Task to complete | Reproduce the passage of the text on rural internet access below between "It's not that I'm personally" and "the following message.", inclusive, word for word.
BEGIN Text passage
It's not that I'm personally technologically challenged. I was programming with COBOL on a mainframe Univac in the early seventies. Does anyone here remember "do not fold, staple or mutilate" punch cards and 12" reel-to-reel data tapes? And it's not that I'm stupid or stubborn. It's that, in my rural neighborhood, the only high speed access available to me is satellite. And it's simply not worth the price.
I'm affected by the digital divide because I choose to live in the country. I wonder how many of my friends in the "ecology" section of my bookmark list are similarly affected. We may be among the last of the underrepresented minorities.
My Congressman, Sherwood Boehlert (whose Congressional page loads in seven seconds), is on the House Science Committee. I've sent him the following message.
I would like to bring your attention to the problem of internet access in rural New York. In the Town of Dryden, where I am running for Town Board, Time Warner provides broadband access to any area which has twenty or more house per mile. My mile-long road has 17 houses (if you count the subdivision with its own dead-end side road). So, I continue to rely on my modem.
It takes 5 to 15 seconds to load a page of your House website. Clicking on "Contact Your Congressman" on your sidebar takes me to the House Contact page (http://www.house.gov/writerep/) where I have to look up my representative's name, 'though I already know it's you. After I fill in my name and address and click "continue" I come to the House "Write Your Representative" page (where, incidentally, "useful" has been misspelled since the page was designed years ago.) So, I'm about two minutes into it before I begin to write my message.
END Text passage
BEGIN Material provided
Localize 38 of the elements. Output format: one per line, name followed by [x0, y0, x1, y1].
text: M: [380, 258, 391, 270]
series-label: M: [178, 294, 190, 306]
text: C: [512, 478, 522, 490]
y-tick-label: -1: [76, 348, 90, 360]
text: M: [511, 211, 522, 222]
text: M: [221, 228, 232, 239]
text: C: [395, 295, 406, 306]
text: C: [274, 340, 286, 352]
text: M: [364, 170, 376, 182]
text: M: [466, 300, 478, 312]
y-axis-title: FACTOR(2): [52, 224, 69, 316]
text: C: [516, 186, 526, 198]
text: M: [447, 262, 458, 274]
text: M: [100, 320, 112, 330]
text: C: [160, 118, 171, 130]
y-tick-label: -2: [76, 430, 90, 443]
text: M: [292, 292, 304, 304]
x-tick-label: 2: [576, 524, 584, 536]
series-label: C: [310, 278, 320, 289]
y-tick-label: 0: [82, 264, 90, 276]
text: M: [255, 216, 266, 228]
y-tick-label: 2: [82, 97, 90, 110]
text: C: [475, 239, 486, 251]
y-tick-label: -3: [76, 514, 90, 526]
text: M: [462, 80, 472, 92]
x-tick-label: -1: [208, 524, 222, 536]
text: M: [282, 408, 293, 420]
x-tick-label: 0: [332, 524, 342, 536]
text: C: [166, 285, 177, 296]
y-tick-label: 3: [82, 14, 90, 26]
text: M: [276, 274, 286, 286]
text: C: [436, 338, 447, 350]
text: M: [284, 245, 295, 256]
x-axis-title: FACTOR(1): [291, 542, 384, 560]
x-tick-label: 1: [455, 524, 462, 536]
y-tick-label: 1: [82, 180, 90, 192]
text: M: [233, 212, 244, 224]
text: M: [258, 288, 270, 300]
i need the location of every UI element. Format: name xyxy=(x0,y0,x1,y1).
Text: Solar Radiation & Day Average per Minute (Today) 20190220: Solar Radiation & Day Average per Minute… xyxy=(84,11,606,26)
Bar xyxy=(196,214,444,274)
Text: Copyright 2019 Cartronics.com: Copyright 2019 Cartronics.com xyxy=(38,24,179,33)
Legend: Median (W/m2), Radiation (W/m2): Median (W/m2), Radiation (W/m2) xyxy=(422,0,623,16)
END Material provided
Solution to this task |
It's not that I'm personally technologically challenged. I was programming with COBOL on a mainframe Univac in the early seventies. Does anyone here remember "do not fold, staple or mutilate" punch cards and 12" reel-to-reel data tapes? And it's not that I'm stupid or stubborn. It's that, in my rural neighborhood, the only high speed access available to me is satellite. And it's simply not worth the price.
I'm affected by the digital divide because I choose to live in the country. I wonder how many of my friends in the "ecology" section of my bookmark list are similarly affected. We may be among the last of the underrepresented minorities.
My Congressman, Sherwood Boehlert (whose Congressional page loads in seven seconds), is on the House Science Committee. I've sent him the following message.